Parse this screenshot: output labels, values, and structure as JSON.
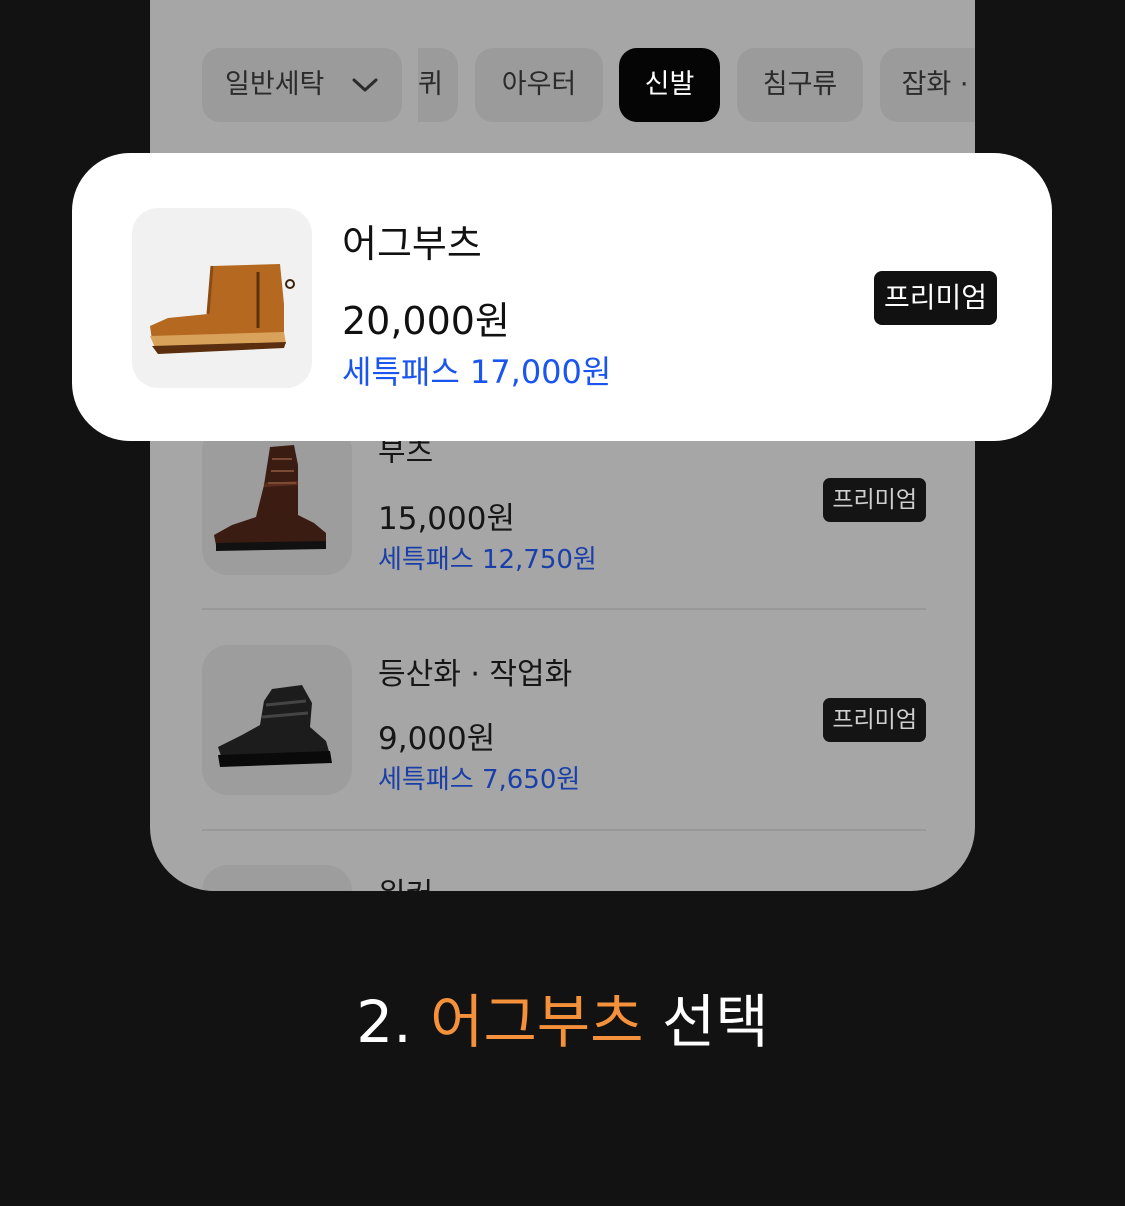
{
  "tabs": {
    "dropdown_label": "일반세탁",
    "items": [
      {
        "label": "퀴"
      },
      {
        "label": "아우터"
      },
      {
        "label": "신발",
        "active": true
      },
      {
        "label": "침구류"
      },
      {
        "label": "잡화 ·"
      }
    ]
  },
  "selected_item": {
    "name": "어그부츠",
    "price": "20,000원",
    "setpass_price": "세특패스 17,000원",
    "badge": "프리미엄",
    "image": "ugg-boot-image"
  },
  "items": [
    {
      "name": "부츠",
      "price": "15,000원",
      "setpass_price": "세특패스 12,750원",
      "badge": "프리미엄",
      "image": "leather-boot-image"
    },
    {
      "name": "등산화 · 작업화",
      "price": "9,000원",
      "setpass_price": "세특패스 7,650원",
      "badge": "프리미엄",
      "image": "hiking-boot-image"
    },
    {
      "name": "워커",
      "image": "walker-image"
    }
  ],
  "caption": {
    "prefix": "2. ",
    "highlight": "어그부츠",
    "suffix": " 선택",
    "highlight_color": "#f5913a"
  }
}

..........

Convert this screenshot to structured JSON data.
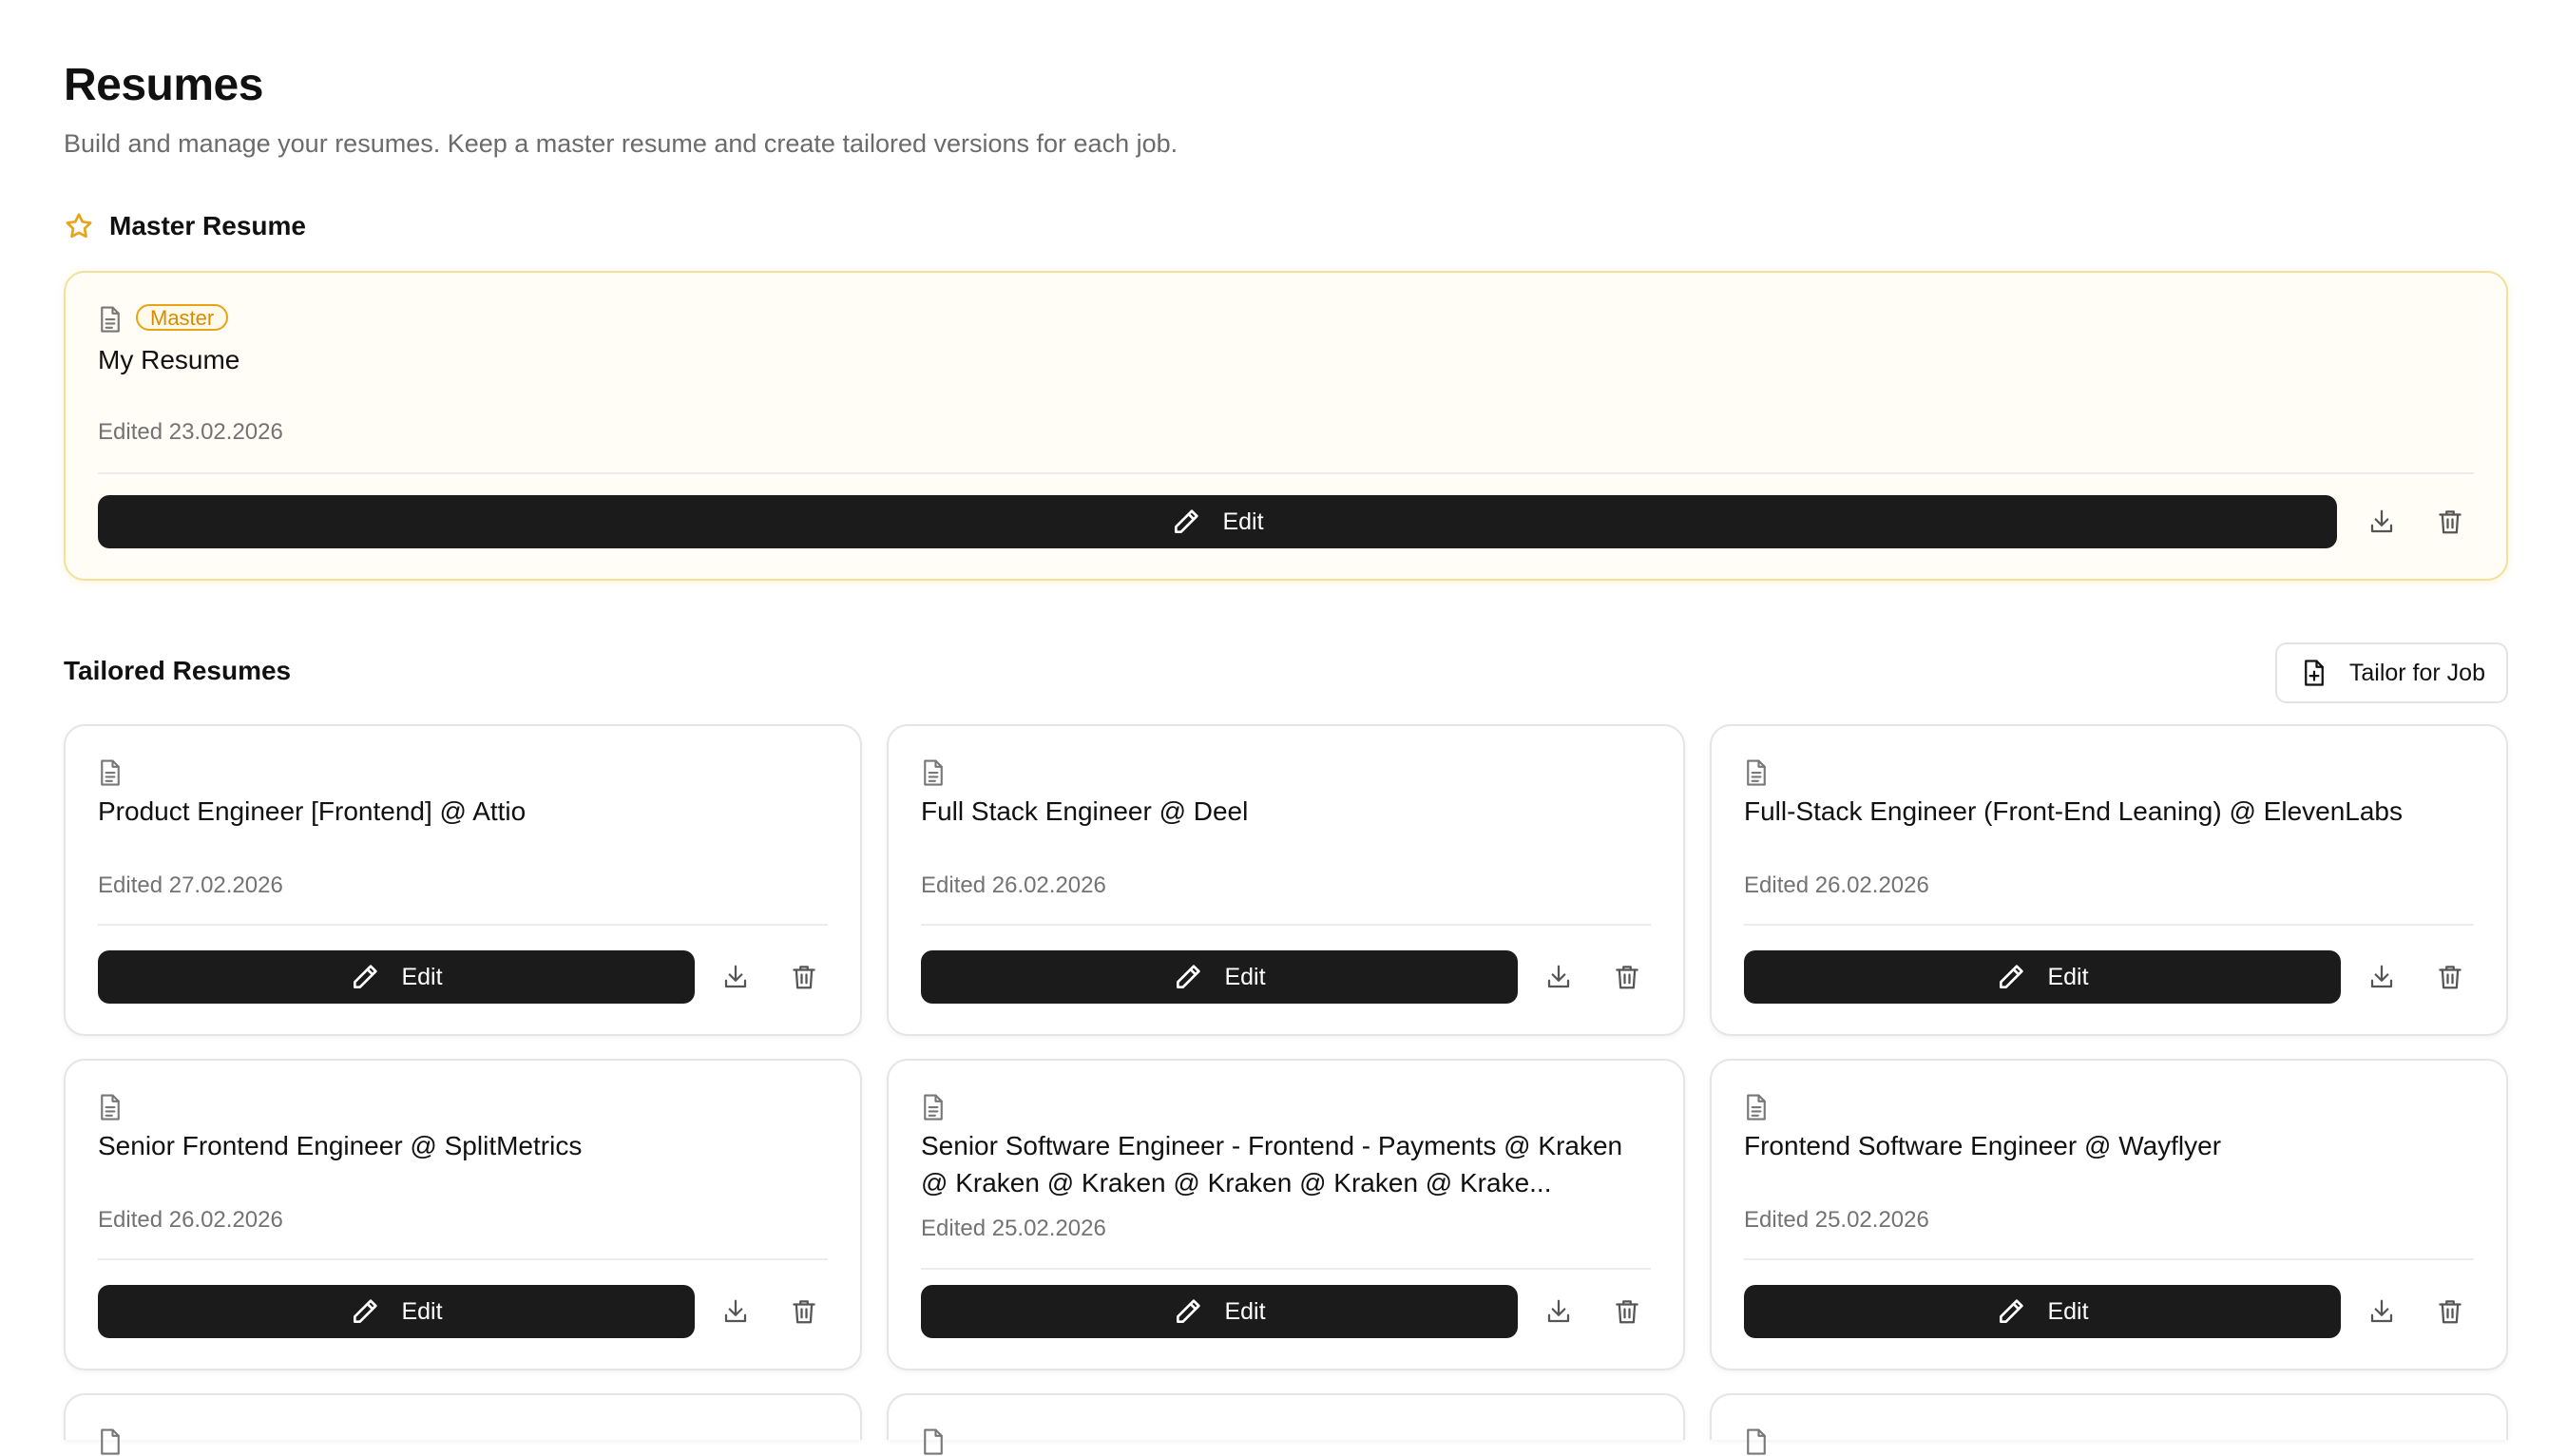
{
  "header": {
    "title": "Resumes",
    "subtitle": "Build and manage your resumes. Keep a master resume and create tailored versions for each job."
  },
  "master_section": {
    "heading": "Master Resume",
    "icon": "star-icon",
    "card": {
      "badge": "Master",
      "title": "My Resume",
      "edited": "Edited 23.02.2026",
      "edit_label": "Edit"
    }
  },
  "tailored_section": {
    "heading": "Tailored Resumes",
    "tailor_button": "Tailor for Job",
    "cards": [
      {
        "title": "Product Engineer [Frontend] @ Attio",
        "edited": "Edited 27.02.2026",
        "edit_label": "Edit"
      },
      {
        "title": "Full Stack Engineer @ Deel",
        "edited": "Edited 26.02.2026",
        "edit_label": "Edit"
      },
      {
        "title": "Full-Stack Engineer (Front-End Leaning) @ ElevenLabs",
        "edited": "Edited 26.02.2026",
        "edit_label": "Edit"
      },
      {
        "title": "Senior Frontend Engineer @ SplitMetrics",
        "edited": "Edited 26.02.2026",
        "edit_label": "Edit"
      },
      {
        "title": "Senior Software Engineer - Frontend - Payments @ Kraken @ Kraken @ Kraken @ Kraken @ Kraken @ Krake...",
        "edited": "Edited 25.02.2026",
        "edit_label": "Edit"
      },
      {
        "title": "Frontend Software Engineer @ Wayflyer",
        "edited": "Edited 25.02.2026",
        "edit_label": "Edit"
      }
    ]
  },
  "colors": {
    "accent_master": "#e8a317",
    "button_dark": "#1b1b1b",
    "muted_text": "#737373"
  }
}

..........

▶ _Task_
For each line in the data above that contains the string "image", extract the line.

▶ _Correct output_
    "image": "ugg-boot-image"
      "image": "leather-boot-image"
      "image": "hiking-boot-image"
      "image": "walker-image"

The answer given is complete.